====== Document section

Thailand Travels, Day 4-5

Chitraroff Blog Thai Entry
Bangkok, Thailand, Day 4-5
Tuesday, 11/22

"Sang Tau”  Taxi truck with two benches
“Taow rai” How much is this?
“Hong nam yoo tee nai”  Where is the toilet?

Well, it was exciting to move out of Bangkok for some more rural action.  I have to admit that we were pleasantly surprised in Bangkok for how friendly the residents were and how safe we felt while walking around the city.  Prior to leaving, we had this vision of danger, corruption, violence and chaos.  We really didn’t find any of that through our traverse of the city.  It was more interesting than others suggested.  With traveling its always good to take peoples warning and recommendations with a grain of salt and just see it for yourself and make your own impressions, instead.

We opted to take a domestic flight from Bangkok (central Thailand) to Chiang Mai (northern Thailand) instead of the all-day overland train ride.  Our flight was only an hour, so it was very easy.  We stayed at a hostel but had a private room to house us all.  The best thing about our hostel, TCH house, was that it was situated on the main street where the Sunday night market occurred.  Now, we’ve been to some night markets before, but nothing even came close to the Chiang Mai market.  It seemed like the entire Old City was filled with vendors and the streets were packed.  In about 2-3 hours time, we took care of most of our Christmas shopping.  We found so many handmade items in the 100-300 $BAT range ($3-10 US).  The problem is that now we have to stuff those items in our already bulging backpacks.  

Besides sampling food from the many street vendors, Kahlo located THE vendor of desire...the frozen flat plate ice cream curls “  “.  The boys had watched YouTube videos of these vendors months before our departure and it was one of our missions to locate them.  The mixing method is similar to ColdStone creamery but the final product were these ice cream curls scraped off this frozen plate.  I had blueberries mixed with vanilla ice cream...yum!

If you’ve ever travelled to Guatemala, then Chiang Mai is a spitting image of Panajachel and Lake Atitlan.  It is a very hip town with coffee houses, yoga studios, thai massages, and artisan vendors.   There’s definitely a young, early 20’s college town vibe but not a lot of late night partying.

One of our highlights in Chiang Mai was a visit to “The Faces” cafe and museum that contained all of these terracotta statues, masks and artwork.  The pieces were assembled under this canopy of lush vegetation that had a jungle-like feel to it.  Chiang has a lot of temples “WAT”, but the most dramatic one that we visited was a very rustic one with incredible grounds and housed Thai monks studying their craft.

From Chiang, we took a Sang Tau up into the highlands of Mae Wang where we will stay at the Elephant sanctuary.  When we arrived the change in weather was immediately apparent and for once we needed our long sleeves and long pants. From the road we had to cross a suspension bridge over the river to get to Chai Lai Orchid.  Immediately, they handed us ice cold coconuts to drink.  Once finished, we walked over to the elephants and fed them the coconuts.  They had no problem crushing and eating them with their massive mouth and jaws.  We were amazed at the force they exerted to crush the coconuts.

============
====== Entries provided

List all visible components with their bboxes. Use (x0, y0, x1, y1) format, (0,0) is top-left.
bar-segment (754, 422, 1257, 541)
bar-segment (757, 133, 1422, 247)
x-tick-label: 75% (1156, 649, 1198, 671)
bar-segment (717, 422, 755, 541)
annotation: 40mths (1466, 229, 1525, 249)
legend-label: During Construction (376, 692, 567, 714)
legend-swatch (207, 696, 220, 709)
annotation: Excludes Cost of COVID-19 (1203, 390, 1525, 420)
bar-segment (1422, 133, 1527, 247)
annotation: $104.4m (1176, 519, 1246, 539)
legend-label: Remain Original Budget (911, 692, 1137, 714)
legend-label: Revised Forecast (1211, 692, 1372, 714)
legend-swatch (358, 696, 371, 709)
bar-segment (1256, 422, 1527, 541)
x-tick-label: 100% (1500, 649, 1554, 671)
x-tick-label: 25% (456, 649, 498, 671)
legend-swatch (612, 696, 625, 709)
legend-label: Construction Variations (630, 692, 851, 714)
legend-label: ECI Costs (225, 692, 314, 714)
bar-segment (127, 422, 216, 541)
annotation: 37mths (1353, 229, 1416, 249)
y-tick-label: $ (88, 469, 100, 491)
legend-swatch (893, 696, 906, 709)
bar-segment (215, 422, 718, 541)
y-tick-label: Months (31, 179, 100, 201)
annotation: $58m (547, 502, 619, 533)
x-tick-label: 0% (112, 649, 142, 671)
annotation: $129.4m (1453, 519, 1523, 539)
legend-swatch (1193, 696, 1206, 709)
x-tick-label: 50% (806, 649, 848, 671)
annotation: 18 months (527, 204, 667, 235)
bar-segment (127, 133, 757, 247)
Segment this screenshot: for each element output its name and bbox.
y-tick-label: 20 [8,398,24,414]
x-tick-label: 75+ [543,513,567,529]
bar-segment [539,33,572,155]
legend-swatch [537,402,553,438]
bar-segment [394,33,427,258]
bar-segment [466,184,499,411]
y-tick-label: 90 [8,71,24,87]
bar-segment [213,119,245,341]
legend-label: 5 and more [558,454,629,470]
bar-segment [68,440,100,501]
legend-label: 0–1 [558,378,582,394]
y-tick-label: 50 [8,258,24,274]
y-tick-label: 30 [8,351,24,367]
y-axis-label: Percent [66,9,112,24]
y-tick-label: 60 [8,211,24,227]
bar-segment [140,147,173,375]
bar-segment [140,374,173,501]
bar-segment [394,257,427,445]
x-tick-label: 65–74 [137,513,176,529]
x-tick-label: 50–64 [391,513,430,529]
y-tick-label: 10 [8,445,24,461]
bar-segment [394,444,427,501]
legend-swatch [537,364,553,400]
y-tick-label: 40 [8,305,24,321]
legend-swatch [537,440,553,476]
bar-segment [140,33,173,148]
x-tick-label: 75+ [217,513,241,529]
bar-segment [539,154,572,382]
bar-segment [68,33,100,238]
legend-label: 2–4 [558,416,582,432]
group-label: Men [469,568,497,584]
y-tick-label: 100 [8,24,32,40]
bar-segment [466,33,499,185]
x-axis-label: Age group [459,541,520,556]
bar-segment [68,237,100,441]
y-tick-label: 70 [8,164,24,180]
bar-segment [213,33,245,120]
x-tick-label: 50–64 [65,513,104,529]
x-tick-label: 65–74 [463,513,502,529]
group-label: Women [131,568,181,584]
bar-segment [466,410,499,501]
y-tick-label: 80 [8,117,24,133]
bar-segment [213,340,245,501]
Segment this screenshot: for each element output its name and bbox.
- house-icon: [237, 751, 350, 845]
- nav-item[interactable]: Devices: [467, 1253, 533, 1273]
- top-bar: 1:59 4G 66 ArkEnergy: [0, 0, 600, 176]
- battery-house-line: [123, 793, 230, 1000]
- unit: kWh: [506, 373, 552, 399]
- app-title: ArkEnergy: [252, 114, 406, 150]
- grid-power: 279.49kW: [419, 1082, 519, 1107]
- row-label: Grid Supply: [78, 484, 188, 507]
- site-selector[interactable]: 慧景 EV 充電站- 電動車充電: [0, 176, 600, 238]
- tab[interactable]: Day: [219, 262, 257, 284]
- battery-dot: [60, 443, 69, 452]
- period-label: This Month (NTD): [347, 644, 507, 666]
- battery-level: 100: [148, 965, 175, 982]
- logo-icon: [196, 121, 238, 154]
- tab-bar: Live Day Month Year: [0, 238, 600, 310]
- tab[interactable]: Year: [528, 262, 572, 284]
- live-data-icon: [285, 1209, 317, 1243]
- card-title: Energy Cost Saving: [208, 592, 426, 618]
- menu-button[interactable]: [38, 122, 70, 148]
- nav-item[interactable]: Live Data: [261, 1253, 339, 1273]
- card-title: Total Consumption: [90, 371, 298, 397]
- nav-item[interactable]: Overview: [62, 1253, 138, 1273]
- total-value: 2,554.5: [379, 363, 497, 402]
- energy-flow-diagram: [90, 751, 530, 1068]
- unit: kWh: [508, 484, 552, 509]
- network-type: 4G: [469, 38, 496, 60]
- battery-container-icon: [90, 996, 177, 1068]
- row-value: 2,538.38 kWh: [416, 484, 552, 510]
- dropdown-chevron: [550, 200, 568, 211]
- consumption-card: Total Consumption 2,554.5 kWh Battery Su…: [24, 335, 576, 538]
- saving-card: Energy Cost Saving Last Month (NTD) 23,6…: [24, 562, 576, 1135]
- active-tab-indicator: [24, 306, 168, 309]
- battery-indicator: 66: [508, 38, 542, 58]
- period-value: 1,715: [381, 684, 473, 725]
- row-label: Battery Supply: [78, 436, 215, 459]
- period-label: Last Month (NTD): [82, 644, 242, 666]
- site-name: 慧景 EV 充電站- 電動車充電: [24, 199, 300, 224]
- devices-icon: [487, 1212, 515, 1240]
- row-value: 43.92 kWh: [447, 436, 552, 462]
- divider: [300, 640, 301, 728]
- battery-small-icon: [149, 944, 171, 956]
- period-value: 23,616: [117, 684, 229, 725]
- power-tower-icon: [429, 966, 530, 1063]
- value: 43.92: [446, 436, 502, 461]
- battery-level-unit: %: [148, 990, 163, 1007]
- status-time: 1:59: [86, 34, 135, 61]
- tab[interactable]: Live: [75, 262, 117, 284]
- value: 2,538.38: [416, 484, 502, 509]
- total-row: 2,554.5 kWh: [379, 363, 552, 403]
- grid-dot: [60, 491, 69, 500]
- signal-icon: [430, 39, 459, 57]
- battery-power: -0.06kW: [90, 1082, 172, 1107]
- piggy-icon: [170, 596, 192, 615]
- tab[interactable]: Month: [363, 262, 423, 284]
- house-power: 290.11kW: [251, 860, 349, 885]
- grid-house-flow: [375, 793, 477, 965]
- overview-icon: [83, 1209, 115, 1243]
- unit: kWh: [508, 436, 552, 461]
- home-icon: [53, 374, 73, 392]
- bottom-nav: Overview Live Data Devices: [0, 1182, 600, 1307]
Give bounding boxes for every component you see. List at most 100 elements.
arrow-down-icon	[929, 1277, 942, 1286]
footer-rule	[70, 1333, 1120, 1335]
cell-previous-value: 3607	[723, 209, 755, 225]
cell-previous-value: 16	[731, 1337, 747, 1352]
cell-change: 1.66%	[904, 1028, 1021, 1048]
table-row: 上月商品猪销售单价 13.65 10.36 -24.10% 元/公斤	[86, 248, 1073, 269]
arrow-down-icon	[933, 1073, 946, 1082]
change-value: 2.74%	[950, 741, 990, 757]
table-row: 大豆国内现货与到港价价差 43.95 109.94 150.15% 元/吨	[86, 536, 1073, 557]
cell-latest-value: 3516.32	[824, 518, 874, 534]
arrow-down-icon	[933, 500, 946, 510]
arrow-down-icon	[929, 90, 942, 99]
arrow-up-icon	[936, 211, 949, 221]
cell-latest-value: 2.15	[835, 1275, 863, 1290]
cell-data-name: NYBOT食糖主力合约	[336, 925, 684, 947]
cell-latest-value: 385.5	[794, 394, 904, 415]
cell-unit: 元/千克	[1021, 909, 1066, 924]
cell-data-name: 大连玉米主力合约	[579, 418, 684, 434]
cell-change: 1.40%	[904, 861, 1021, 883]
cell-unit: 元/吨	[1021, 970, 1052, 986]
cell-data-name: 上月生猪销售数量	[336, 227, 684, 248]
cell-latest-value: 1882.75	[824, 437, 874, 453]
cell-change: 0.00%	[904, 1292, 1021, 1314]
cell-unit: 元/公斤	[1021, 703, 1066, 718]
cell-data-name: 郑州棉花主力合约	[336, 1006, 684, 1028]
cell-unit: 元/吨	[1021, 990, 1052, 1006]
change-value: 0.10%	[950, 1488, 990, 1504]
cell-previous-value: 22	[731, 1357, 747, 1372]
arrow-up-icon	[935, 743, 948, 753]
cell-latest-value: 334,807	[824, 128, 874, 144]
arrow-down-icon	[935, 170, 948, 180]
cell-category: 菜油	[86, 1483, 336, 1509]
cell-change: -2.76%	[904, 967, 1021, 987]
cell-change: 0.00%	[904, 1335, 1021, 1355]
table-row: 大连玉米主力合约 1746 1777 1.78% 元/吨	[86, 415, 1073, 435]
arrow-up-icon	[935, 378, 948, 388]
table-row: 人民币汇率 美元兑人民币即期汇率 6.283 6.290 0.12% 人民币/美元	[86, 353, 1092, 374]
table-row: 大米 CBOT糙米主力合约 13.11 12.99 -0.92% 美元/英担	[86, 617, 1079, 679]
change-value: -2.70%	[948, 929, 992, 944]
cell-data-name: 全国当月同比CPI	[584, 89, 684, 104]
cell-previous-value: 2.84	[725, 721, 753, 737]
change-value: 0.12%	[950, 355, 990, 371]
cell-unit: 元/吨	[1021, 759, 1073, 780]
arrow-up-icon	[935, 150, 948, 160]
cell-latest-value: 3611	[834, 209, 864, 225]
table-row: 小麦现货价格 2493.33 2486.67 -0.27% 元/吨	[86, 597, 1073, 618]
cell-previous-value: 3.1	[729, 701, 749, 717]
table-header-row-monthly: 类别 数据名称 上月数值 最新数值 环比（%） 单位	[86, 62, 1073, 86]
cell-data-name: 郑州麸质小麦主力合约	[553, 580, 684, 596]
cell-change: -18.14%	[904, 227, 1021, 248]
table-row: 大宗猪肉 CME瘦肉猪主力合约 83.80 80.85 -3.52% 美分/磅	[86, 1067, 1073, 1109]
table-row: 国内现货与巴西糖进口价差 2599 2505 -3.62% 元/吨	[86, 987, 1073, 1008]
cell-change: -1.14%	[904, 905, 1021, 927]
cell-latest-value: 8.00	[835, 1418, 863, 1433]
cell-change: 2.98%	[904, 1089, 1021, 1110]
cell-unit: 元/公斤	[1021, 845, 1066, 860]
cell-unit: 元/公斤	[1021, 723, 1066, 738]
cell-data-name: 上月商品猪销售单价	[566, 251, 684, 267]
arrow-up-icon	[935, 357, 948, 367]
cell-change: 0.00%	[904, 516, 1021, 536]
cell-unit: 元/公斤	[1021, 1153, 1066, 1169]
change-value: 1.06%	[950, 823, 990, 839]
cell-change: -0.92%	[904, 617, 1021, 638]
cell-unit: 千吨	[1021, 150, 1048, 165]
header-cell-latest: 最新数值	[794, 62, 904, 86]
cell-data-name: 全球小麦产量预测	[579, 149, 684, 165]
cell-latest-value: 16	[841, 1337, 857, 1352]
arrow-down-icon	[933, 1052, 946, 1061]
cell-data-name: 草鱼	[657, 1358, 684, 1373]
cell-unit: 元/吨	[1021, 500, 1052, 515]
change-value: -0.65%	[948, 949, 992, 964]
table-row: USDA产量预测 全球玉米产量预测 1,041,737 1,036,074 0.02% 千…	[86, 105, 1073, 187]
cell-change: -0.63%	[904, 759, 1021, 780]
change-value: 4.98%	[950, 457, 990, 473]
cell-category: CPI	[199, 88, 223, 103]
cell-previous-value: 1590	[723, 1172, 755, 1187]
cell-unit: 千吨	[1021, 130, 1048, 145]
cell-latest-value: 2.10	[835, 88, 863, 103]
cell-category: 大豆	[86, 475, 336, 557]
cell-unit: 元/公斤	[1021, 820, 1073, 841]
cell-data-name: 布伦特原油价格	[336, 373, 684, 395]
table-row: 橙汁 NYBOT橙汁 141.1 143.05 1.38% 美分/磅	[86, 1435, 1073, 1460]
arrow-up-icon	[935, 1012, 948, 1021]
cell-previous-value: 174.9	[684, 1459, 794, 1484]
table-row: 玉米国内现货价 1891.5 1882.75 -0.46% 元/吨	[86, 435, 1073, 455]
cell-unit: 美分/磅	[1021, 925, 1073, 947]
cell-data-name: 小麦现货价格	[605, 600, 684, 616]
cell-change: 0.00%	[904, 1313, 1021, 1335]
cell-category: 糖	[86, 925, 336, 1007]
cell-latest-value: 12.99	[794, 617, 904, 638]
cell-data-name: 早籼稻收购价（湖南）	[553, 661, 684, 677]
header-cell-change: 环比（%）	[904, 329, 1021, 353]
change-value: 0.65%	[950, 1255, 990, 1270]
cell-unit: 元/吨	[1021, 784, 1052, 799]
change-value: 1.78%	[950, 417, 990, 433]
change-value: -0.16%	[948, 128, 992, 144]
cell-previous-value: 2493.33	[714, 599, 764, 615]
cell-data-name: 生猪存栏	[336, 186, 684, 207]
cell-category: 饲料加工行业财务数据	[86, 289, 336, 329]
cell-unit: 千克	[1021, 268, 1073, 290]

============

Stated goal 1 ::
In the Thailand travel blog, retype the passage that begins with the words containing "Thailand Travels, Day" and ends with "own impressions, instead.".
Stated goal 2 ::
Write what comes next in the Thailand travel blog entry, picking up after its final sentence.

Answer 1 ::
Thailand Travels, Day 4-5

Chitraroff Blog Thai Entry
Bangkok, Thailand, Day 4-5
Tuesday, 11/22

"Sang Tau”  Taxi truck with two benches
“Taow rai” How much is this?
“Hong nam yoo tee nai”  Where is the toilet?

Well, it was exciting to move out of Bangkok for some more rural action.  I have to admit that we were pleasantly surprised in Bangkok for how friendly the residents were and how safe we felt while walking around the city.  Prior to leaving, we had this vision of danger, corruption, violence and chaos.  We really didn’t find any of that through our traverse of the city.  It was more interesting than others suggested.  With traveling its always good to take peoples warning and recommendations with a grain of salt and just see it for yourself and make your own impressions, instead.

Answer 2 ::
We decided to join a Thai cooking class for our evening meal, so we traveled into a local and authentic vegetable and meat market in Mae Wang to get supplies with one of our hosts.  When we returned they set us up in this outdoor kitchen in the jungle.  They let each of us prepare our own dish and we cooked and ate sauteed morning glories, Thai green curry soup, Thai mango chicken, and mango sticky rice for dessert.  We were all so stuffed from our feast that we fell into a deep food coma shortly afterwards.  The family continued to sleep and I woke back up at 9pm to finish my book, The Revenant.

The next morning we woke up at Chai Lai Orchid, had an incredible breakfast, and embarked on an ethnobotany hike up to the Mae Wang waterfall.  Our guide, Sing, was a local native and a total comedian. He showed us the local plants including the sensitive plant, a plant that turned our hands bright red when crushed, one that produced soap bubbles and another that smelled like farts.  We crested past the waterfall and continued up to a swim hole on the river where we floated down a rock slide and where they prepared lunch for us.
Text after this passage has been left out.